▼
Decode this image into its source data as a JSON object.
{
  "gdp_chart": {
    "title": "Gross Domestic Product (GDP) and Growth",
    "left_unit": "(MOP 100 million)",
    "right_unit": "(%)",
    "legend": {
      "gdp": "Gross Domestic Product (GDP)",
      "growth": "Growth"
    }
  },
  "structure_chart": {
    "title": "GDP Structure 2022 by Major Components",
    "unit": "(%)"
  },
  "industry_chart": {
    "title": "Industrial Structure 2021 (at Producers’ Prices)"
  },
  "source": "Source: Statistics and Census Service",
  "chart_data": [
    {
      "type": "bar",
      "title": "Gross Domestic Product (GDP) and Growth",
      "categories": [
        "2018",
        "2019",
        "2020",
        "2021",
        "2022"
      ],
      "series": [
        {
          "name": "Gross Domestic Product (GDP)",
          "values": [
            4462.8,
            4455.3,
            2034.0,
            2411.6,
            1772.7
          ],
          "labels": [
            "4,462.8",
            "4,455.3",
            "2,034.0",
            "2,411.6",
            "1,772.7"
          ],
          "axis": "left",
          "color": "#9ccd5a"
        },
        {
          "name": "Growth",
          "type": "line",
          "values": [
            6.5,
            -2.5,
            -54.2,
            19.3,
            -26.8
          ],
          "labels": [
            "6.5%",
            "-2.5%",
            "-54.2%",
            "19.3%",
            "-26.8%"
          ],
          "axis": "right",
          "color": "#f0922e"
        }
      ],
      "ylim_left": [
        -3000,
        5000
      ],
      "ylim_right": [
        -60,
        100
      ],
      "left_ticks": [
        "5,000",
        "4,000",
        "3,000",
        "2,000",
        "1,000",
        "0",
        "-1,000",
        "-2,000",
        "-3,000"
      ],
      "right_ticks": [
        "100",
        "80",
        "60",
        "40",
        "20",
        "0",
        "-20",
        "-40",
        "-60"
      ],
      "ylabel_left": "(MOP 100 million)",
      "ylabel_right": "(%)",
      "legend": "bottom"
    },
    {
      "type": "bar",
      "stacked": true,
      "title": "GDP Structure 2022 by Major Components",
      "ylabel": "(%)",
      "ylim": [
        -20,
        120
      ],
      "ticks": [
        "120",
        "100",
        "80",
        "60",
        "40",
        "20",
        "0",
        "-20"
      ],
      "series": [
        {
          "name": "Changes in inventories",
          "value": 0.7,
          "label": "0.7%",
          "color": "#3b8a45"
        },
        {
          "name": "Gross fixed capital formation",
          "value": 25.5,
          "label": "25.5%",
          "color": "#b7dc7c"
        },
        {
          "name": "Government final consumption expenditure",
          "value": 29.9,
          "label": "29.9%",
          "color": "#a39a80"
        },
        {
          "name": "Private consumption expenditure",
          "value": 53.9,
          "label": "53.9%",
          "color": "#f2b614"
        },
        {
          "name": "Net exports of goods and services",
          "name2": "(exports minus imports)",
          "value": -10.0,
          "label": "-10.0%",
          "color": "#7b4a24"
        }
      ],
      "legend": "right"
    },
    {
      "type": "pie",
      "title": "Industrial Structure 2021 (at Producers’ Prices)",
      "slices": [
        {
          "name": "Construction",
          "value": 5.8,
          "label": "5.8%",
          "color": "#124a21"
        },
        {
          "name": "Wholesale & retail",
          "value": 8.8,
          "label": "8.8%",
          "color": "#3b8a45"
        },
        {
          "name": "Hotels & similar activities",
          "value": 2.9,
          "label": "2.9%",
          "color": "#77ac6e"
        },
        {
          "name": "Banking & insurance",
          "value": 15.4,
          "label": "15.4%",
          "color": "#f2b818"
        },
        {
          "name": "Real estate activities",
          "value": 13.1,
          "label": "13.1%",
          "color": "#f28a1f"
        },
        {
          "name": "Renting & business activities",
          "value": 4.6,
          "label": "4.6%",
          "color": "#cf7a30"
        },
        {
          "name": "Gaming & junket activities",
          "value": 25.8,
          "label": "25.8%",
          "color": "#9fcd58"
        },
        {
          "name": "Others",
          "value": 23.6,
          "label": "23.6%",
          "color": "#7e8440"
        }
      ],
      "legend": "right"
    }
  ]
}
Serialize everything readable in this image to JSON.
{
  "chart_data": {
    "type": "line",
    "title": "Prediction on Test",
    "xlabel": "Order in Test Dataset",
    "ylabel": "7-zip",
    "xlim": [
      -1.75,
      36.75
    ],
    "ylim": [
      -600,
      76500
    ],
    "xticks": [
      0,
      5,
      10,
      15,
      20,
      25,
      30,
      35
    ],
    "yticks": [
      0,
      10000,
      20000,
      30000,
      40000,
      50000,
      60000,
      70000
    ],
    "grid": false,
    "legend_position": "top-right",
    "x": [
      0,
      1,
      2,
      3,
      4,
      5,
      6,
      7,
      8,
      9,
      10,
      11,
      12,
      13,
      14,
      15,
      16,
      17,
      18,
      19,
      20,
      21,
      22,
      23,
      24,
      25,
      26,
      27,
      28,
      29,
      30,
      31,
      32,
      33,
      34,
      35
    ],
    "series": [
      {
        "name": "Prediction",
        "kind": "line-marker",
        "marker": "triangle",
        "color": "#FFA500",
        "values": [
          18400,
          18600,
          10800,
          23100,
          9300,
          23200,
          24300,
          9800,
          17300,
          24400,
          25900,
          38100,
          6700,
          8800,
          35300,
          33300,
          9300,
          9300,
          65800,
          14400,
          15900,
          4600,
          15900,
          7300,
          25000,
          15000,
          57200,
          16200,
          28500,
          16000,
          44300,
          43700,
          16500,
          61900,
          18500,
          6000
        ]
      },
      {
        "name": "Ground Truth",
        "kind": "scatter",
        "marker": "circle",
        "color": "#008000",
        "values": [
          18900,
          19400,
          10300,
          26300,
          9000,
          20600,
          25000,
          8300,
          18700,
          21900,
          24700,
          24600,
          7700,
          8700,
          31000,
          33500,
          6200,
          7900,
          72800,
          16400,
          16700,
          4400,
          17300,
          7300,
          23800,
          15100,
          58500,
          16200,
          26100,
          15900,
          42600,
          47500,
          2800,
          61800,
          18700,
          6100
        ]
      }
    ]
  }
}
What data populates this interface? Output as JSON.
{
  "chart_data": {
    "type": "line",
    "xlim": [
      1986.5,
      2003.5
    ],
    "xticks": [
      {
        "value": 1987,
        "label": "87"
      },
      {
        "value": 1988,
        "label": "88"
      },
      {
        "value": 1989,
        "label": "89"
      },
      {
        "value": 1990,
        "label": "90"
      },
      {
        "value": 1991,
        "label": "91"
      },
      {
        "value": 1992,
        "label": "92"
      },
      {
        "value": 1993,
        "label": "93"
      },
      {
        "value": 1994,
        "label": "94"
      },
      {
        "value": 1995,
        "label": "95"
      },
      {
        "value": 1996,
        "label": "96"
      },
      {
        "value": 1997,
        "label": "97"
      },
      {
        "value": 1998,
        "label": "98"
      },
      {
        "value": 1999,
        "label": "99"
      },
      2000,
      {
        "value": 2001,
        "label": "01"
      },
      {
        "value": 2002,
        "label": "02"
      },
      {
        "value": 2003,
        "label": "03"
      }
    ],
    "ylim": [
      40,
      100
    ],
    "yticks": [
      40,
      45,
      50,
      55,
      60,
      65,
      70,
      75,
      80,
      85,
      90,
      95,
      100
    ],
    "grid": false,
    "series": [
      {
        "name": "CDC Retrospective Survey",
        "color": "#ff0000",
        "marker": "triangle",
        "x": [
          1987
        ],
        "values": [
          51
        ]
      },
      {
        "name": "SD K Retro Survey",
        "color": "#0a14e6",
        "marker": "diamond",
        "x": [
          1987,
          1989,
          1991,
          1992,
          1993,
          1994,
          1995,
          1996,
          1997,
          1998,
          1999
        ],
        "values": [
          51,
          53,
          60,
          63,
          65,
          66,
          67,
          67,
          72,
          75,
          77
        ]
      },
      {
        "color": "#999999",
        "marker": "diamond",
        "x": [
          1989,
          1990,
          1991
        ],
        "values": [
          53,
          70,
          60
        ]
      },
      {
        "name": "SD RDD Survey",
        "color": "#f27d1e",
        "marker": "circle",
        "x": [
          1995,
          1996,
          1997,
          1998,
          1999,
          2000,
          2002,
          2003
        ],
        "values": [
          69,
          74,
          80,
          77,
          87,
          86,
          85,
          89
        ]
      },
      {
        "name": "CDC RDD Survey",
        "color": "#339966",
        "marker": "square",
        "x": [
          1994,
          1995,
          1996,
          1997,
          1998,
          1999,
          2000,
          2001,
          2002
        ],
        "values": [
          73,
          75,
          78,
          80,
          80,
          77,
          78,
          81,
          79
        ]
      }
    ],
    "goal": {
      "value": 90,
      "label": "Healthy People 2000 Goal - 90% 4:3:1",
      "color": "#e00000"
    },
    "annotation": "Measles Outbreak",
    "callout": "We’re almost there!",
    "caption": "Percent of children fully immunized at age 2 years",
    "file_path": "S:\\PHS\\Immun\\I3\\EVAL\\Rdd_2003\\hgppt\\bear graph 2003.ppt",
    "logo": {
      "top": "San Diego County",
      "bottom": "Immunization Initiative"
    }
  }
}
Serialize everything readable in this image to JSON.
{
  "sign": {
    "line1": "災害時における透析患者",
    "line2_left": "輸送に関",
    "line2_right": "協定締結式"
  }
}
▲
▶ **Do this**:
Pick out each line containing "expenditure" and report it.

▶ **Exercise output**:
          "name": "Government final consumption expenditure",
          "name": "Private consumption expenditure",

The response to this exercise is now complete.